━━━━━ DATA FOR THIS TASK

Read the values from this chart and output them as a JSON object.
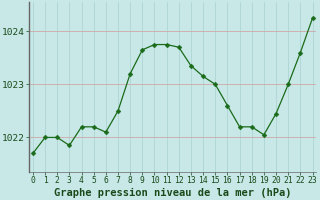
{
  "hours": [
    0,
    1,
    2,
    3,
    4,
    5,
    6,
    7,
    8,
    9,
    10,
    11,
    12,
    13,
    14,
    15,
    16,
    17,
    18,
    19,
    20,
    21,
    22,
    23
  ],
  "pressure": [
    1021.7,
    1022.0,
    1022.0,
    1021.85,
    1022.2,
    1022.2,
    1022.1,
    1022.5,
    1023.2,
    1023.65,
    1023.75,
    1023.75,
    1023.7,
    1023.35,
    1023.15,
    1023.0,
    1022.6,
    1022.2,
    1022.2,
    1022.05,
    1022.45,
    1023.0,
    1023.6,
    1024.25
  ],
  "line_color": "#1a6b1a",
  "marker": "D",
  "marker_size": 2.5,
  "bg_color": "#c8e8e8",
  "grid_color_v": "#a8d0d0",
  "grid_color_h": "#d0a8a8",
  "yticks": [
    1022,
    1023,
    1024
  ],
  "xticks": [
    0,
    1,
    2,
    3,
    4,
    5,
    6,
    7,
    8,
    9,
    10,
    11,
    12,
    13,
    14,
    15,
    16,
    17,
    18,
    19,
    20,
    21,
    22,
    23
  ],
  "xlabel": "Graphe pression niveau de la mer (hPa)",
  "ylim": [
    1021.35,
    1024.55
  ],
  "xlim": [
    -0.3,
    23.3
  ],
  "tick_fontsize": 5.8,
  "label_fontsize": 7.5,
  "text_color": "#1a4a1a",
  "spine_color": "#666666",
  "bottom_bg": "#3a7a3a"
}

━━━━━━━━━━

PROBLEM REQUIREMENTS
Each entry shown above must be quoted exactly, with its pictures left out.

EXERCISE SOLUTION
Read the values from this chart and output them as a JSON object.
{
  "hours": [
    0,
    1,
    2,
    3,
    4,
    5,
    6,
    7,
    8,
    9,
    10,
    11,
    12,
    13,
    14,
    15,
    16,
    17,
    18,
    19,
    20,
    21,
    22,
    23
  ],
  "pressure": [
    1021.7,
    1022.0,
    1022.0,
    1021.85,
    1022.2,
    1022.2,
    1022.1,
    1022.5,
    1023.2,
    1023.65,
    1023.75,
    1023.75,
    1023.7,
    1023.35,
    1023.15,
    1023.0,
    1022.6,
    1022.2,
    1022.2,
    1022.05,
    1022.45,
    1023.0,
    1023.6,
    1024.25
  ],
  "line_color": "#1a6b1a",
  "marker": "D",
  "marker_size": 2.5,
  "bg_color": "#c8e8e8",
  "grid_color_v": "#a8d0d0",
  "grid_color_h": "#d0a8a8",
  "yticks": [
    1022,
    1023,
    1024
  ],
  "xticks": [
    0,
    1,
    2,
    3,
    4,
    5,
    6,
    7,
    8,
    9,
    10,
    11,
    12,
    13,
    14,
    15,
    16,
    17,
    18,
    19,
    20,
    21,
    22,
    23
  ],
  "xlabel": "Graphe pression niveau de la mer (hPa)",
  "ylim": [
    1021.35,
    1024.55
  ],
  "xlim": [
    -0.3,
    23.3
  ],
  "tick_fontsize": 5.8,
  "label_fontsize": 7.5,
  "text_color": "#1a4a1a",
  "spine_color": "#666666",
  "bottom_bg": "#3a7a3a"
}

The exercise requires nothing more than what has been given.